▶ **TASK BRIEF**
From the entries below, pull out each line where "contacts" appears.

▶ **Extracted records**
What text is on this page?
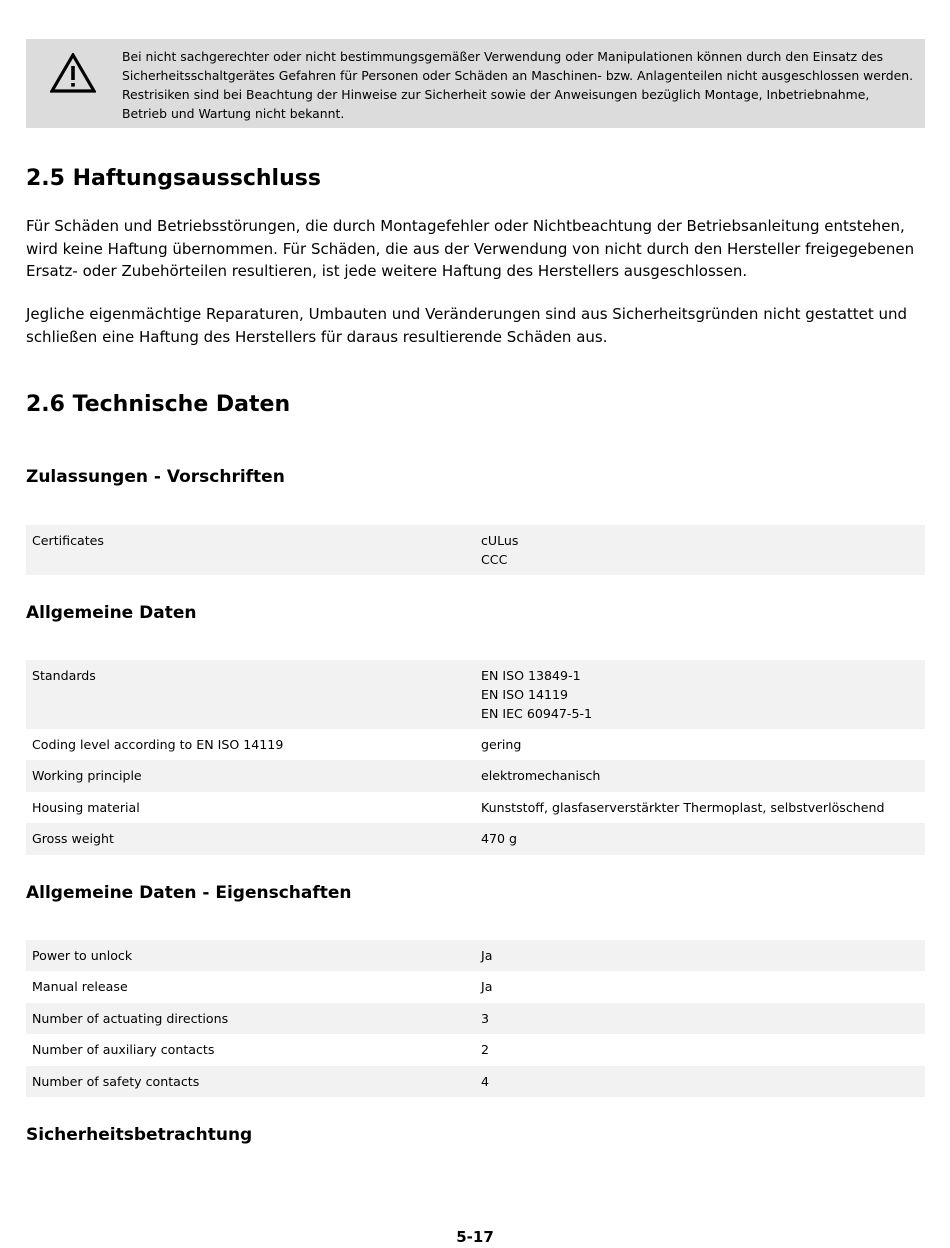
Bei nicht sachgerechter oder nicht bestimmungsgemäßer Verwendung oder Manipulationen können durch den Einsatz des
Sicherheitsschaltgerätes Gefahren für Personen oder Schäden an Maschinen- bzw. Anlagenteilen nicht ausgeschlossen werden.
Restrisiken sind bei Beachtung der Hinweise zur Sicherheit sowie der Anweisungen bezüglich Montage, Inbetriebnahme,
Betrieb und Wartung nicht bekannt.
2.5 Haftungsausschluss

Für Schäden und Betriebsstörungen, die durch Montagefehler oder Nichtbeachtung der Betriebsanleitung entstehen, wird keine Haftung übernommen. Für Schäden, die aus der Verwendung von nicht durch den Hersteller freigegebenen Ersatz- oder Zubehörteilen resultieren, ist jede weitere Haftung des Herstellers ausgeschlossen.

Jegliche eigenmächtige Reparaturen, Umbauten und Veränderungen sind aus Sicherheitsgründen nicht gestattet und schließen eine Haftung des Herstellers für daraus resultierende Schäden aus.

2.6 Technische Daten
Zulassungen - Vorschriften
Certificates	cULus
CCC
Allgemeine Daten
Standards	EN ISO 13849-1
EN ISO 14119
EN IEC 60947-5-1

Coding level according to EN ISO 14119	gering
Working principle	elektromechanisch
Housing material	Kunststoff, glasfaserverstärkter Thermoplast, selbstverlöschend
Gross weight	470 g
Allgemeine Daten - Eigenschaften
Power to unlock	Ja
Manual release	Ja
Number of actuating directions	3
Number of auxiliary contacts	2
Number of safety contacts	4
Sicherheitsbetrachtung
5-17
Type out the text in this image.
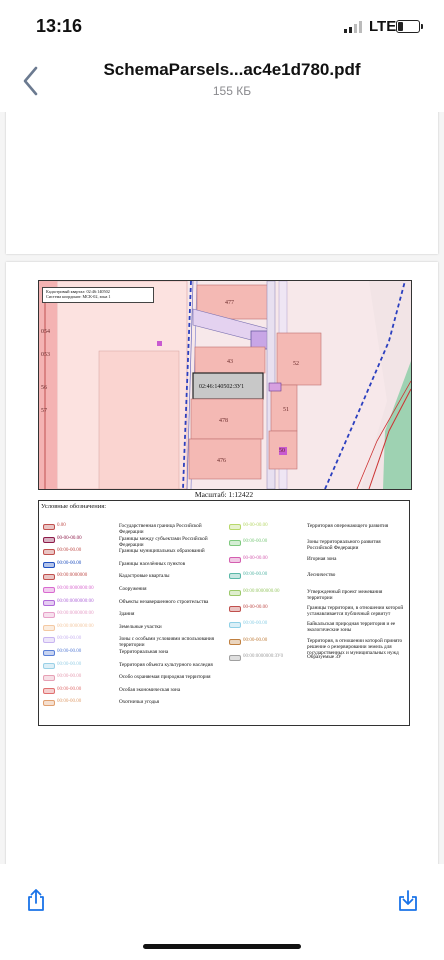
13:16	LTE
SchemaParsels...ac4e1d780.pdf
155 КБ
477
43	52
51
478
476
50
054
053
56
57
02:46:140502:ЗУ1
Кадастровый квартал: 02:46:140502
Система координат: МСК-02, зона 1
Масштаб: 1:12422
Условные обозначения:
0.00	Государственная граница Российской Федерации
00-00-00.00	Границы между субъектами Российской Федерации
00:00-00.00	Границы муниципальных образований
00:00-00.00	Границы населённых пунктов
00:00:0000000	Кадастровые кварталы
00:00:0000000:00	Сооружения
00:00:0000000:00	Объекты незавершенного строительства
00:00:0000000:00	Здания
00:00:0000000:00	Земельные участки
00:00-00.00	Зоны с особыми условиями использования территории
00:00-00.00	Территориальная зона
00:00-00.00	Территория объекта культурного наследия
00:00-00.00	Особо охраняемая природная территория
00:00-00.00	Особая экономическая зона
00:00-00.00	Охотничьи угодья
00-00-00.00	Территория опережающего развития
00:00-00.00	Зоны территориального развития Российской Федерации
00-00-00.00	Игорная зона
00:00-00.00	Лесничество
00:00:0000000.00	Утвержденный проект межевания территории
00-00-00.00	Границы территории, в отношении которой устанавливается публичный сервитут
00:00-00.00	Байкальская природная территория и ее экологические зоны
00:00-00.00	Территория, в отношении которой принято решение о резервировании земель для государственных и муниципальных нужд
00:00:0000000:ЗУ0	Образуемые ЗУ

▶ **RESULT OF THIS TASK**
Number of auxiliary contacts	2
Number of safety contacts	4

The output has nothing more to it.